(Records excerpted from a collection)
-.-.-

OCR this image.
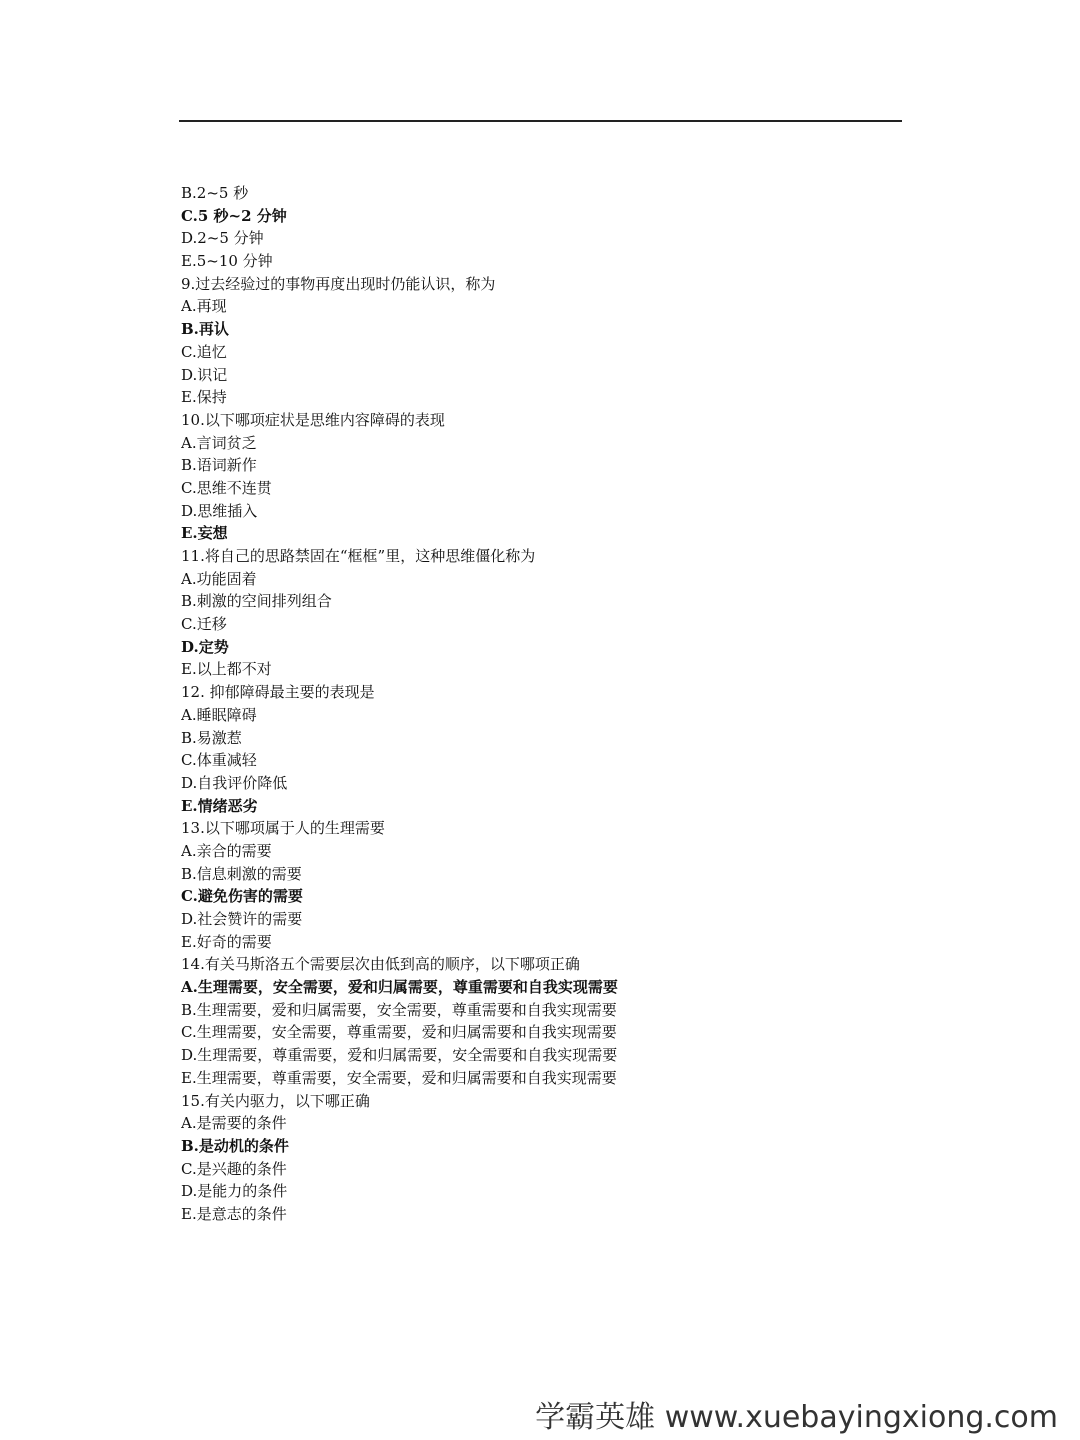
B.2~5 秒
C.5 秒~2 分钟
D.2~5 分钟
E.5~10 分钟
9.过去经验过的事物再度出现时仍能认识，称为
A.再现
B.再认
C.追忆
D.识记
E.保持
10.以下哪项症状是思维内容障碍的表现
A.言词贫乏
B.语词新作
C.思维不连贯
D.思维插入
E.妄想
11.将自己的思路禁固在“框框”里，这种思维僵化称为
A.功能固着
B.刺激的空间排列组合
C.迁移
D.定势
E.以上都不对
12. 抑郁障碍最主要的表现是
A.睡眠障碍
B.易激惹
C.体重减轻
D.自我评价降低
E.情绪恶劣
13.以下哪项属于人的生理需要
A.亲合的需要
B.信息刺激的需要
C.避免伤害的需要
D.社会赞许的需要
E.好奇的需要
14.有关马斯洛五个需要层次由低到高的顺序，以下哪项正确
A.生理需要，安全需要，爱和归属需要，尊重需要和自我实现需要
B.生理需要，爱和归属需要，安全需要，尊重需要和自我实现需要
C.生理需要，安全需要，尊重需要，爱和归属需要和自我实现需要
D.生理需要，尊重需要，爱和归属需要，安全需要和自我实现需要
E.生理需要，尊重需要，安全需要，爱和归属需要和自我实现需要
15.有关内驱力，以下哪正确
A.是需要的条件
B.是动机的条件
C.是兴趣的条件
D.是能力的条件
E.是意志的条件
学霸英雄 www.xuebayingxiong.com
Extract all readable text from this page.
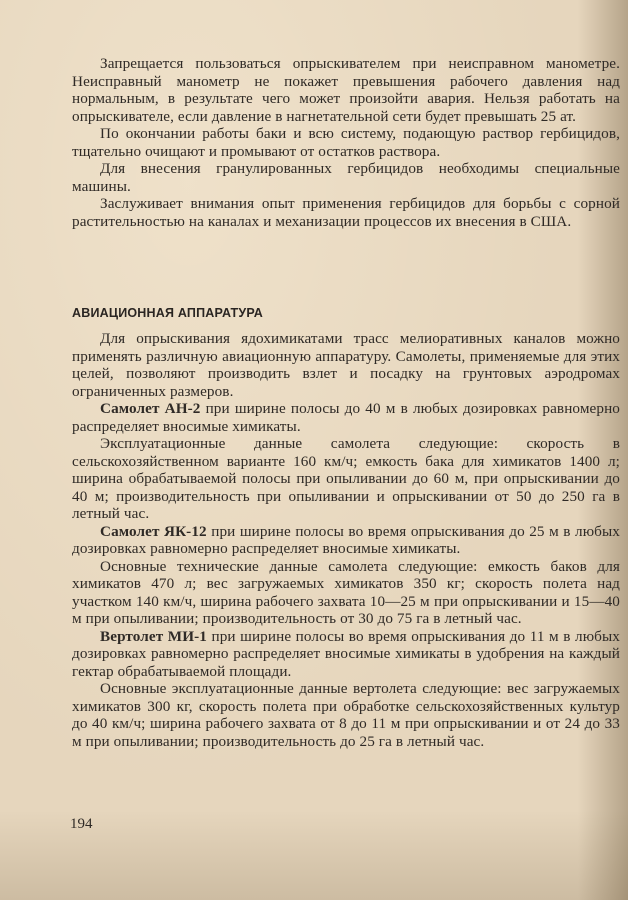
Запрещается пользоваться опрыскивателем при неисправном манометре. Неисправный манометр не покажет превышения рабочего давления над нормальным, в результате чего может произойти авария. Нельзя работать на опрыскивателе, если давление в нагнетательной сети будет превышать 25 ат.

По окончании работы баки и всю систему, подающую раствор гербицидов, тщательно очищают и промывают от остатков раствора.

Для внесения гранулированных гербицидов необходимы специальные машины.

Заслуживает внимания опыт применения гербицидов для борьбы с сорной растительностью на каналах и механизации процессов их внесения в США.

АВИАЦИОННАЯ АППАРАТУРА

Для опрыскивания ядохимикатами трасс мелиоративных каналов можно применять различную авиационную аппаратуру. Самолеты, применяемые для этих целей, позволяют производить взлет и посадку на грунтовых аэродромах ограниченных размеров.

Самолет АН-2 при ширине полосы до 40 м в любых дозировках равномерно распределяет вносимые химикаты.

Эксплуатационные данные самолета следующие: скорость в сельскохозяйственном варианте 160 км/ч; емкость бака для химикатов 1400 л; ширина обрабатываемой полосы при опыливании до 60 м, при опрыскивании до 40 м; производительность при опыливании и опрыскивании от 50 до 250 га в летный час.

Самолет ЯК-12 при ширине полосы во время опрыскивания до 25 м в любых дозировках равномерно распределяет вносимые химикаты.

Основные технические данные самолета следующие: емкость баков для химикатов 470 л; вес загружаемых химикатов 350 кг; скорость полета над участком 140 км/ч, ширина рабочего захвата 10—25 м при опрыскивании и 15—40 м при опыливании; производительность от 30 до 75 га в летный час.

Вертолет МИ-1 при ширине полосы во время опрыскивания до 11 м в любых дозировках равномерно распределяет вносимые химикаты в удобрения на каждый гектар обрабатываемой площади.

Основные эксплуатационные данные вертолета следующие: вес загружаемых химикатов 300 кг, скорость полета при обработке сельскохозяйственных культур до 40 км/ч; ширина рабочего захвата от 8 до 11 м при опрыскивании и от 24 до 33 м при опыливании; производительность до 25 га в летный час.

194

-.-.-

▶ Stated task
Return all lines of the material above in which the word "внесения" occurs.

▶ Expected output
Для внесения гранулированных гербицидов необходимы специальные машины.
Заслуживает внимания опыт применения гербицидов для борьбы с сорной растительностью на каналах и механизации процессов их внесения в США.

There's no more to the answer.